### EXERCISE TASK
Repeat exactly the lines below from the line that contains "Parse this screenshot: output" to the last line, inclusive, without the pictures.

-----

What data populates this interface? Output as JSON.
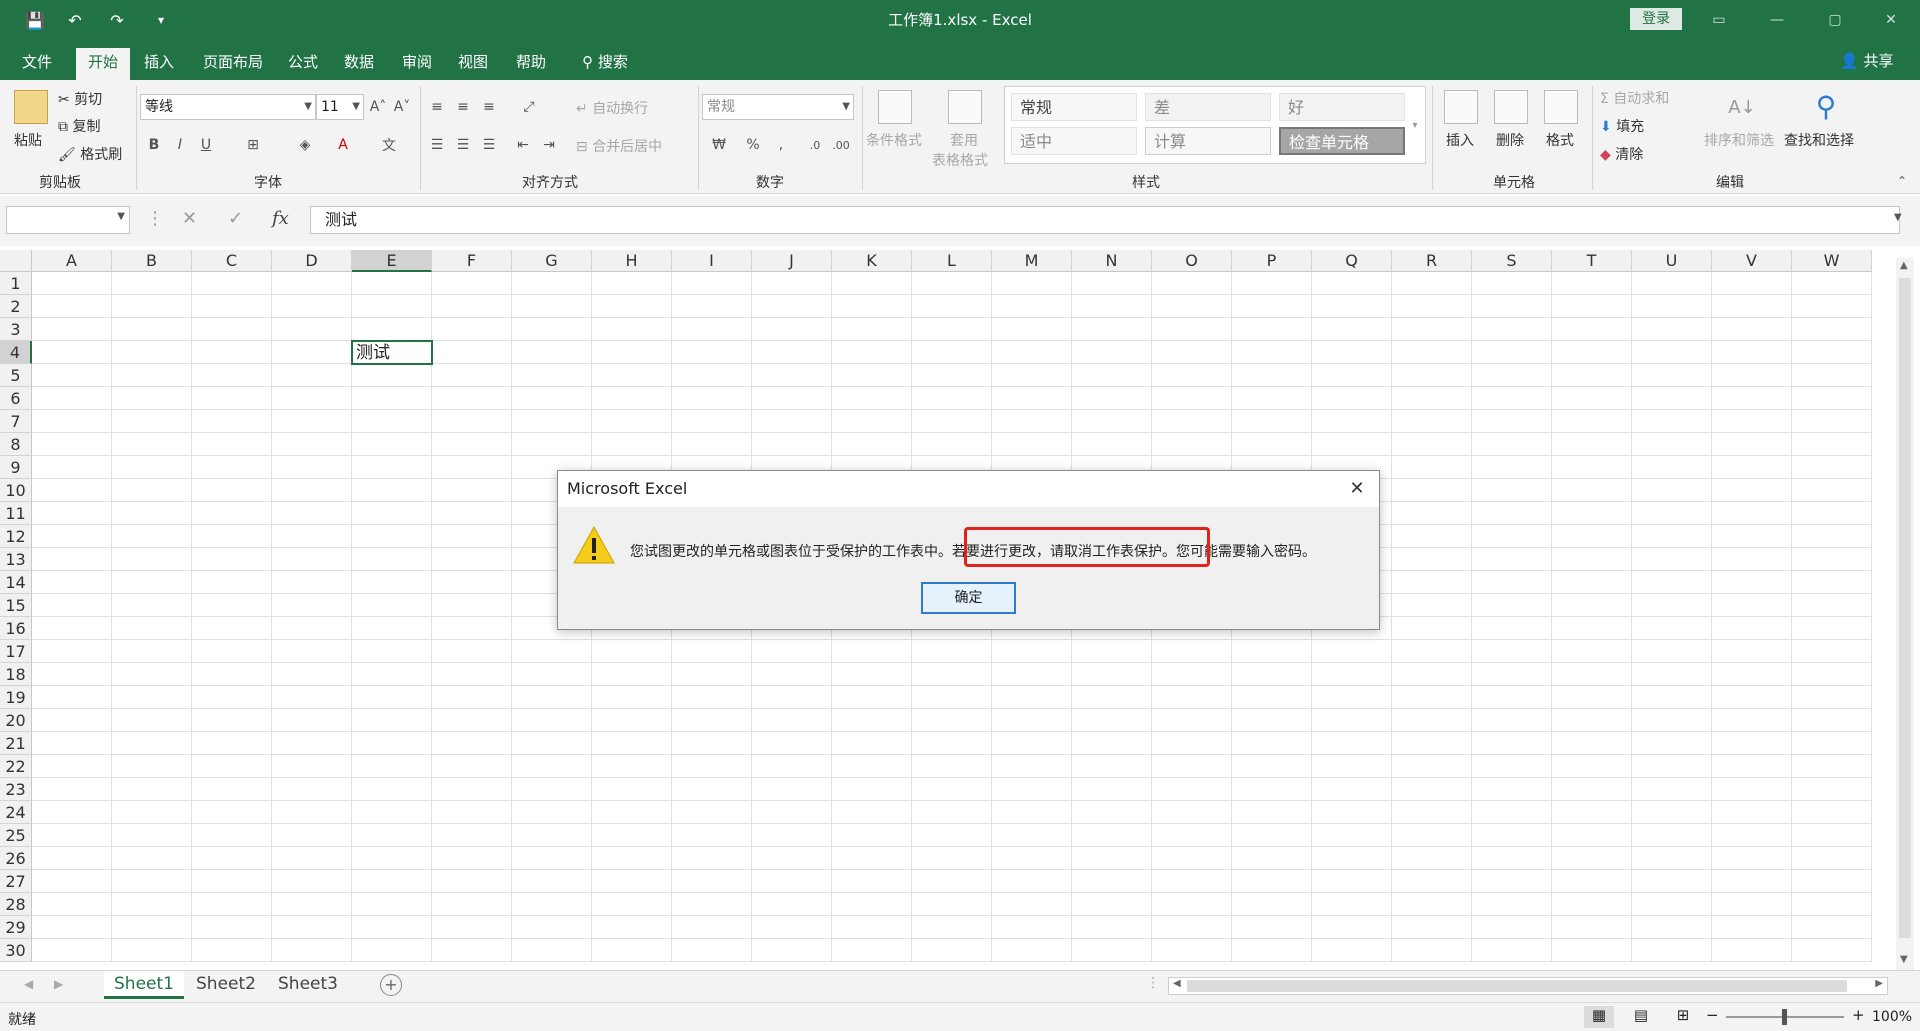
{
  "window": {
    "title": "工作簿1.xlsx  -  Excel",
    "login_label": "登录"
  },
  "tabs": [
    "文件",
    "开始",
    "插入",
    "页面布局",
    "公式",
    "数据",
    "审阅",
    "视图",
    "帮助",
    "搜索"
  ],
  "active_tab": "开始",
  "share_label": "共享",
  "ribbon": {
    "clipboard": {
      "paste": "粘贴",
      "cut": "剪切",
      "copy": "复制",
      "format_painter": "格式刷",
      "label": "剪贴板"
    },
    "font": {
      "name": "等线",
      "size": "11",
      "label": "字体"
    },
    "alignment": {
      "wrap": "自动换行",
      "merge": "合并后居中",
      "label": "对齐方式"
    },
    "number": {
      "format": "常规",
      "label": "数字"
    },
    "styles": {
      "conditional": "条件格式",
      "table_format_1": "套用",
      "table_format_2": "表格格式",
      "cells": [
        "常规",
        "差",
        "好",
        "适中",
        "计算",
        "检查单元格"
      ],
      "label": "样式"
    },
    "cells": {
      "insert": "插入",
      "delete": "删除",
      "format": "格式",
      "label": "单元格"
    },
    "editing": {
      "autosum": "自动求和",
      "fill": "填充",
      "clear": "清除",
      "sort_filter": "排序和筛选",
      "find_select": "查找和选择",
      "label": "编辑"
    }
  },
  "formula_bar": {
    "name_box": "",
    "content": "测试"
  },
  "grid": {
    "columns": [
      "A",
      "B",
      "C",
      "D",
      "E",
      "F",
      "G",
      "H",
      "I",
      "J",
      "K",
      "L",
      "M",
      "N",
      "O",
      "P",
      "Q",
      "R",
      "S",
      "T",
      "U",
      "V",
      "W"
    ],
    "rows": [
      "1",
      "2",
      "3",
      "4",
      "5",
      "6",
      "7",
      "8",
      "9",
      "10",
      "11",
      "12",
      "13",
      "14",
      "15",
      "16",
      "17",
      "18",
      "19",
      "20",
      "21",
      "22",
      "23",
      "24",
      "25",
      "26",
      "27",
      "28",
      "29",
      "30"
    ],
    "active_cell": {
      "ref": "E4",
      "value": "测试"
    }
  },
  "sheets": [
    "Sheet1",
    "Sheet2",
    "Sheet3"
  ],
  "active_sheet": "Sheet1",
  "status": {
    "ready": "就绪",
    "zoom": "100%"
  },
  "dialog": {
    "title": "Microsoft Excel",
    "message": "您试图更改的单元格或图表位于受保护的工作表中。若要进行更改，请取消工作表保护。您可能需要输入密码。",
    "ok": "确定"
  },
  "colors": {
    "excel_green": "#217346",
    "highlight_red": "#e0241b"
  }
}
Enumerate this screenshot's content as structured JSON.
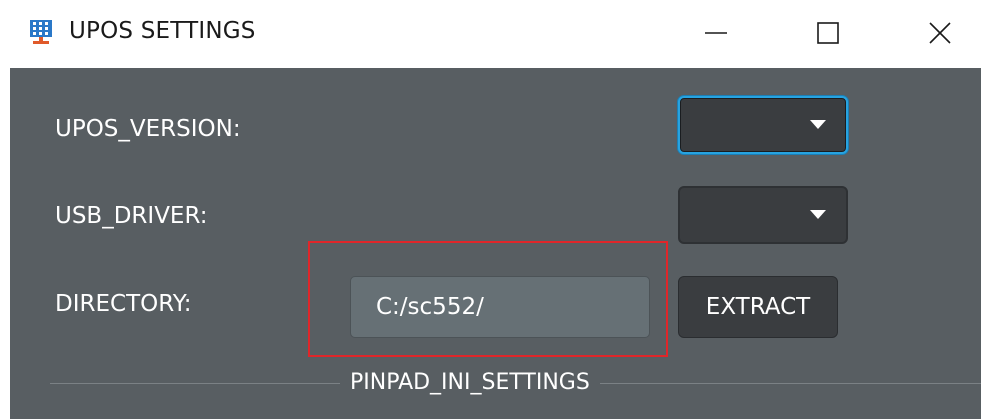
{
  "window": {
    "title": "UPOS SETTINGS",
    "app_icon": "grid-app-icon",
    "controls": [
      "minimize-icon",
      "maximize-icon",
      "close-icon"
    ]
  },
  "form": {
    "upos_version": {
      "label": "UPOS_VERSION:",
      "value": ""
    },
    "usb_driver": {
      "label": "USB_DRIVER:",
      "value": ""
    },
    "directory": {
      "label": "DIRECTORY:",
      "value": "C:/sc552/"
    },
    "extract_label": "EXTRACT"
  },
  "section": {
    "pinpad_label": "PINPAD_INI_SETTINGS"
  },
  "colors": {
    "content_bg": "#585e62",
    "combo_bg": "#3a3d40",
    "focus_border": "#27a3e0",
    "highlight": "#e0262a"
  }
}
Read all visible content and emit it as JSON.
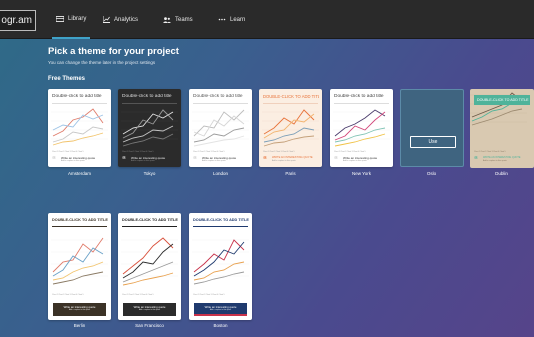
{
  "app": {
    "logo_text": "ogr.am",
    "nav": [
      {
        "label": "Library",
        "icon": "library-icon",
        "active": true
      },
      {
        "label": "Analytics",
        "icon": "analytics-icon",
        "active": false
      },
      {
        "label": "Teams",
        "icon": "teams-icon",
        "active": false
      },
      {
        "label": "Learn",
        "icon": "learn-icon",
        "active": false
      }
    ]
  },
  "page": {
    "title": "Pick a theme for your project",
    "subtitle": "You can change the theme later in the project settings",
    "section_title": "Free Themes"
  },
  "themes": [
    {
      "name": "Amsterdam",
      "title": "Double-click to add title",
      "quote": "Write an interesting quote",
      "quote_sub": "Add a caption to this quote",
      "legend": "Chart 1  Chart 2  Chart 3  Chart 4  Chart 5"
    },
    {
      "name": "Tokyo",
      "title": "Double-click to add title",
      "quote": "Write an interesting quote",
      "quote_sub": "Add a caption to this quote",
      "legend": "Chart 1  Chart 2  Chart 3  Chart 4  Chart 5"
    },
    {
      "name": "London",
      "title": "Double-click to add title",
      "quote": "Write an interesting quote",
      "quote_sub": "Add a caption to this quote",
      "legend": "Chart 1  Chart 2  Chart 3  Chart 4  Chart 5"
    },
    {
      "name": "Paris",
      "title": "DOUBLE-CLICK TO ADD TITLE",
      "quote": "WRITE AN INTERESTING QUOTE",
      "quote_sub": "Add a caption to this quote",
      "legend": "Chart 1  Chart 2  Chart 3  Chart 4  Chart 5"
    },
    {
      "name": "New York",
      "title": "Double-click to add title",
      "quote": "Write an interesting quote",
      "quote_sub": "Add a caption to this quote",
      "legend": "Chart 1  Chart 2  Chart 3  Chart 4  Chart 5"
    },
    {
      "name": "Oslo",
      "use_label": "Use"
    },
    {
      "name": "Dublin",
      "title": "DOUBLE-CLICK TO ADD TITLE",
      "quote": "WRITE AN INTERESTING QUOTE",
      "quote_sub": "Add a caption to this quote",
      "legend": "Chart 1  Chart 2  Chart 3  Chart 4  Chart 5"
    },
    {
      "name": "Berlin",
      "title": "DOUBLE-CLICK TO ADD TITLE",
      "quote": "Write an interesting quote",
      "quote_sub": "Add a caption to this quote",
      "legend": "Chart 1  Chart 2  Chart 3  Chart 4  Chart 5"
    },
    {
      "name": "San Francisco",
      "title": "DOUBLE-CLICK TO ADD TITLE",
      "quote": "Write an interesting quote",
      "quote_sub": "Add a caption to this quote",
      "legend": "Chart 1  Chart 2  Chart 3  Chart 4  Chart 5"
    },
    {
      "name": "Boston",
      "title": "DOUBLE-CLICK TO ADD TITLE",
      "quote": "Write an interesting quote",
      "quote_sub": "Add a caption to this quote",
      "legend": "Chart 1  Chart 2  Chart 3  Chart 4  Chart 5"
    }
  ],
  "colors": {
    "accent": "#3fa2c8",
    "topbar": "#2a2a2a",
    "tokyo_bg": "#2b2b2b",
    "paris_bg": "#fbeee2",
    "paris_accent": "#e8743b",
    "dublin_bg": "#d9c9b1",
    "dublin_header": "#4fb39a",
    "boston_accent": "#1f3a6e",
    "berlin_quote_bg": "#3b3226"
  }
}
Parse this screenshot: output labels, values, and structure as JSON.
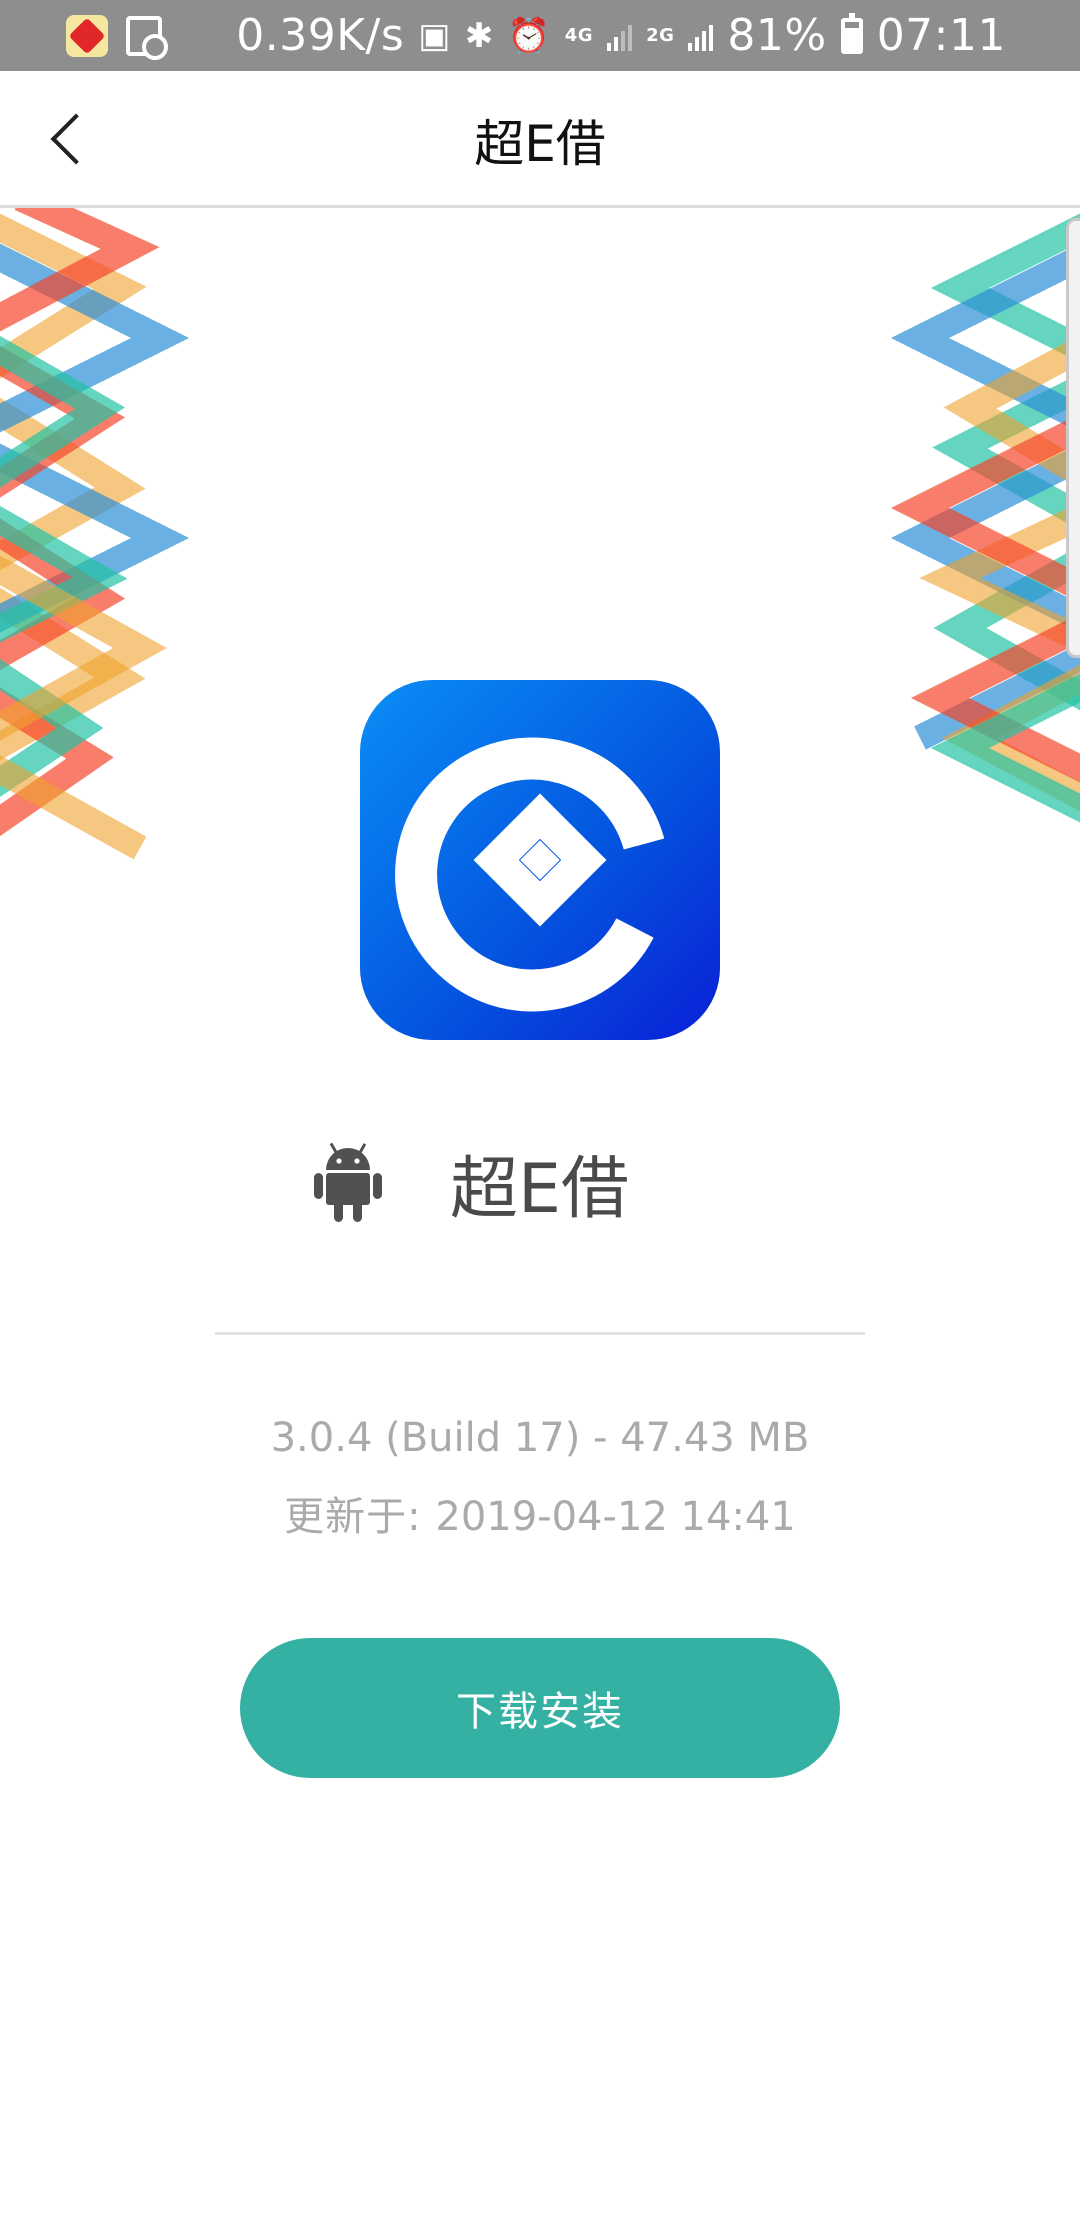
{
  "status_bar": {
    "net_speed": "0.39K/s",
    "network_4g": "4G",
    "network_2g": "2G",
    "battery_pct": "81%",
    "time": "07:11"
  },
  "nav": {
    "title": "超E借"
  },
  "app": {
    "name": "超E借",
    "version_line": "3.0.4 (Build 17) - 47.43 MB",
    "updated_label": "更新于: ",
    "updated_value": "2019-04-12 14:41"
  },
  "actions": {
    "install_label": "下载安装"
  },
  "colors": {
    "status_bar": "#8e8e8e",
    "install_button": "#34b1a3",
    "icon_gradient_start": "#0a8ef6",
    "icon_gradient_end": "#0a1fd6"
  }
}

-----

### RESULT OF THE EXERCISE
Parse this screenshot: output labels, values, and structure as JSON.
{
  "status_bar": {
    "net_speed": "0.39K/s",
    "network_4g": "4G",
    "network_2g": "2G",
    "battery_pct": "81%",
    "time": "07:11"
  },
  "nav": {
    "title": "超E借"
  },
  "app": {
    "name": "超E借",
    "version_line": "3.0.4 (Build 17) - 47.43 MB",
    "updated_label": "更新于: ",
    "updated_value": "2019-04-12 14:41"
  },
  "actions": {
    "install_label": "下载安装"
  },
  "colors": {
    "status_bar": "#8e8e8e",
    "install_button": "#34b1a3",
    "icon_gradient_start": "#0a8ef6",
    "icon_gradient_end": "#0a1fd6"
  }
}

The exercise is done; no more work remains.